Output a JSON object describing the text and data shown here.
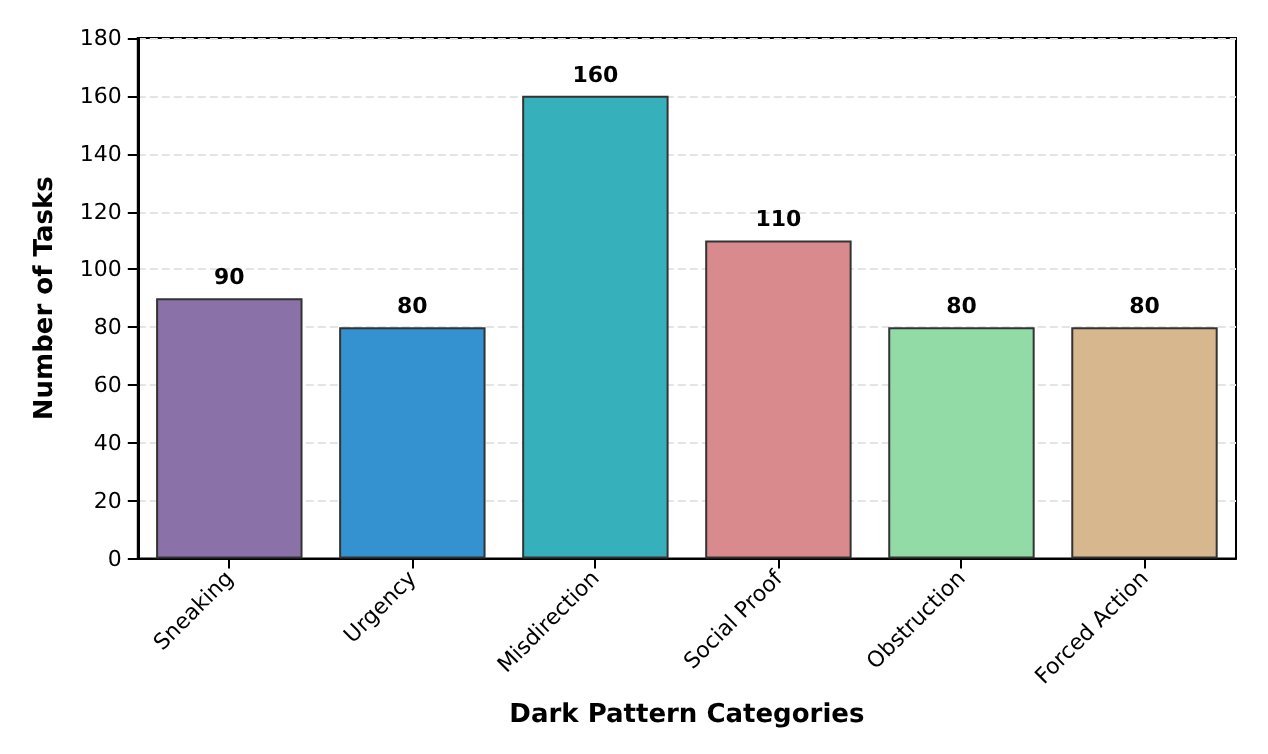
{
  "chart_data": {
    "type": "bar",
    "xlabel": "Dark Pattern Categories",
    "ylabel": "Number of Tasks",
    "categories": [
      "Sneaking",
      "Urgency",
      "Misdirection",
      "Social Proof",
      "Obstruction",
      "Forced Action"
    ],
    "values": [
      90,
      80,
      160,
      110,
      80,
      80
    ],
    "colors": [
      "#8a72a8",
      "#3492d0",
      "#36b1bb",
      "#d88a8d",
      "#92dba6",
      "#d6b78e"
    ],
    "ylim": [
      0,
      180
    ],
    "yticks": [
      0,
      20,
      40,
      60,
      80,
      100,
      120,
      140,
      160,
      180
    ],
    "grid": "y",
    "data_labels": true
  }
}
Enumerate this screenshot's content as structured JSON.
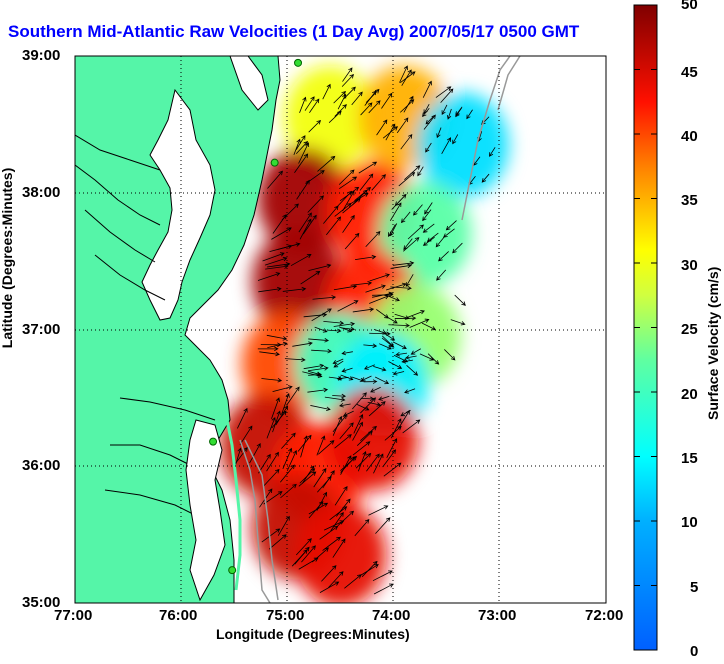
{
  "title": "Southern Mid-Atlantic Raw Velocities (1 Day Avg) 2007/05/17 0500 GMT",
  "map": {
    "x_axis_label": "Longitude (Degrees:Minutes)",
    "y_axis_label": "Latitude (Degrees:Minutes)",
    "x_ticks": [
      "77:00",
      "76:00",
      "75:00",
      "74:00",
      "73:00",
      "72:00"
    ],
    "y_ticks": [
      "39:00",
      "38:00",
      "37:00",
      "36:00",
      "35:00"
    ],
    "lon_range": [
      -77,
      -72
    ],
    "lat_range": [
      35,
      39
    ],
    "grid": "dotted",
    "colors": {
      "land": "#55f5a8",
      "water": "#ffffff",
      "coastline": "#000000",
      "bathymetry": "#999999",
      "station_marker": "#33dd33"
    },
    "stations": [
      {
        "lon": -74.9,
        "lat": 38.95
      },
      {
        "lon": -75.12,
        "lat": 38.22
      },
      {
        "lon": -75.7,
        "lat": 36.18
      },
      {
        "lon": -75.52,
        "lat": 35.24
      }
    ]
  },
  "colorbar": {
    "label": "Surface Velocity (cm/s)",
    "ticks": [
      "50",
      "45",
      "40",
      "35",
      "30",
      "25",
      "20",
      "15",
      "10",
      "5",
      "0"
    ],
    "range": [
      0,
      50
    ],
    "colormap": "jet"
  },
  "chart_data": {
    "type": "heatmap",
    "title": "Southern Mid-Atlantic Raw Velocities (1 Day Avg) 2007/05/17 0500 GMT",
    "xlabel": "Longitude (Degrees:Minutes)",
    "ylabel": "Latitude (Degrees:Minutes)",
    "variable": "Surface Velocity (cm/s)",
    "xlim": [
      -77,
      -72
    ],
    "ylim": [
      35,
      39
    ],
    "clim": [
      0,
      50
    ],
    "grid": true,
    "regions": [
      {
        "lon": -74.6,
        "lat": 38.55,
        "speed_cms": 30,
        "direction_deg": 35
      },
      {
        "lon": -73.9,
        "lat": 38.55,
        "speed_cms": 35,
        "direction_deg": 40
      },
      {
        "lon": -73.35,
        "lat": 38.35,
        "speed_cms": 13,
        "direction_deg": 210
      },
      {
        "lon": -74.85,
        "lat": 37.95,
        "speed_cms": 48,
        "direction_deg": 40
      },
      {
        "lon": -74.2,
        "lat": 37.85,
        "speed_cms": 42,
        "direction_deg": 45
      },
      {
        "lon": -73.7,
        "lat": 37.7,
        "speed_cms": 22,
        "direction_deg": 220
      },
      {
        "lon": -74.9,
        "lat": 37.35,
        "speed_cms": 48,
        "direction_deg": 70
      },
      {
        "lon": -74.2,
        "lat": 37.2,
        "speed_cms": 42,
        "direction_deg": 80
      },
      {
        "lon": -73.8,
        "lat": 36.95,
        "speed_cms": 25,
        "direction_deg": 120
      },
      {
        "lon": -75.0,
        "lat": 36.75,
        "speed_cms": 40,
        "direction_deg": 90
      },
      {
        "lon": -74.5,
        "lat": 36.75,
        "speed_cms": 20,
        "direction_deg": 100
      },
      {
        "lon": -74.1,
        "lat": 36.6,
        "speed_cms": 14,
        "direction_deg": 250
      },
      {
        "lon": -75.2,
        "lat": 36.15,
        "speed_cms": 46,
        "direction_deg": 30
      },
      {
        "lon": -74.7,
        "lat": 35.95,
        "speed_cms": 42,
        "direction_deg": 35
      },
      {
        "lon": -74.2,
        "lat": 36.2,
        "speed_cms": 44,
        "direction_deg": 40
      },
      {
        "lon": -74.9,
        "lat": 35.55,
        "speed_cms": 46,
        "direction_deg": 45
      },
      {
        "lon": -74.5,
        "lat": 35.35,
        "speed_cms": 44,
        "direction_deg": 50
      }
    ]
  }
}
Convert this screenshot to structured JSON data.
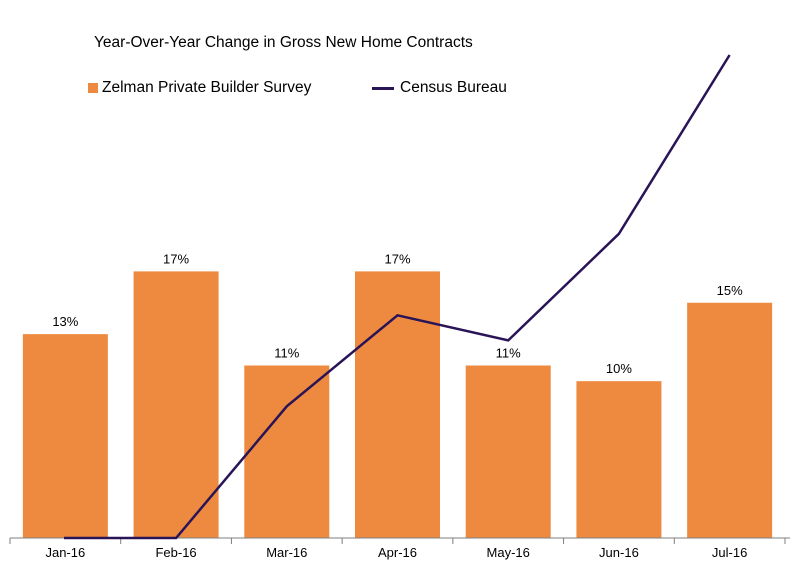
{
  "chart_data": {
    "type": "bar",
    "title": "Year-Over-Year Change in Gross New Home Contracts",
    "categories": [
      "Jan-16",
      "Feb-16",
      "Mar-16",
      "Apr-16",
      "May-16",
      "Jun-16",
      "Jul-16"
    ],
    "series": [
      {
        "name": "Zelman Private Builder Survey",
        "kind": "bar",
        "color": "#ED8A3F",
        "values": [
          13,
          17,
          11,
          17,
          11,
          10,
          15
        ],
        "labels": [
          "13%",
          "17%",
          "11%",
          "17%",
          "11%",
          "10%",
          "15%"
        ]
      },
      {
        "name": "Census Bureau",
        "kind": "line",
        "color": "#2A1458",
        "values": [
          0,
          0,
          8.4,
          14.2,
          12.6,
          19.4,
          30.8
        ]
      }
    ],
    "ylim": [
      0,
      31.5
    ],
    "xlabel": "",
    "ylabel": "",
    "grid": false,
    "legend": "top-left"
  }
}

Task brief:
Lines that hold "JSON" are the ones to copy; find all of them.

Task result:
Output a JSON object describing the text and data shown here.
Enumerate this screenshot's content as structured JSON.
Convert this screenshot to structured JSON data.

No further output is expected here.